### Given records
»»

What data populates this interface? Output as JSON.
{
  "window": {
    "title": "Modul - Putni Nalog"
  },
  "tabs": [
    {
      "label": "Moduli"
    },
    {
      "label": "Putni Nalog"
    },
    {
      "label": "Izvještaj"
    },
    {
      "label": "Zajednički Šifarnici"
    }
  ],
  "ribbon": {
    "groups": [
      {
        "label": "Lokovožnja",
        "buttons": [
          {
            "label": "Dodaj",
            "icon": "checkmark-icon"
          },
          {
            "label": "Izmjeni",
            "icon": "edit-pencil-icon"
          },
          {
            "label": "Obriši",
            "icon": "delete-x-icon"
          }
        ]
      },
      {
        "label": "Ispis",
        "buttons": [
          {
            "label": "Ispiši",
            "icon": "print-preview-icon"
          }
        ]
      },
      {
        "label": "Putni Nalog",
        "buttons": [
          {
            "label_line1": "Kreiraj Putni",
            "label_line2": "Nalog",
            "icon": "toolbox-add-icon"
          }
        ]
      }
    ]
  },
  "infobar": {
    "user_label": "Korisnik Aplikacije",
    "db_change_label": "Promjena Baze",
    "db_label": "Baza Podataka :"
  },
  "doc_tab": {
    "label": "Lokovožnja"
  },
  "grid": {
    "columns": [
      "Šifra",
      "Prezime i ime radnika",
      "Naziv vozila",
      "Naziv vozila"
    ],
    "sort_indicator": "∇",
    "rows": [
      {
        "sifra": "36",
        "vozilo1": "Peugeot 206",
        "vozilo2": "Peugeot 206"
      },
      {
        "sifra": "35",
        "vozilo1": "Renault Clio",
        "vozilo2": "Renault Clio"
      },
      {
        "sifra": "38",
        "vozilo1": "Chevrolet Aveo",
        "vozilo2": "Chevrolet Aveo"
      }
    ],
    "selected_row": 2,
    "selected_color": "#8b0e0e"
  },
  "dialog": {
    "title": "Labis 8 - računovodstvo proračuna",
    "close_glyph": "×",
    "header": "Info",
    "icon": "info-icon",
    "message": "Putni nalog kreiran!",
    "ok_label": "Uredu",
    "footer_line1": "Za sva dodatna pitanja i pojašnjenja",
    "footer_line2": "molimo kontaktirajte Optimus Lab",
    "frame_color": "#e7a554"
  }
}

««

### What you need to do
Go through the listing above and return every line where the word "Peugeot" occurs.

### Solution
        "vozilo1": "Peugeot 206",
        "vozilo2": "Peugeot 206"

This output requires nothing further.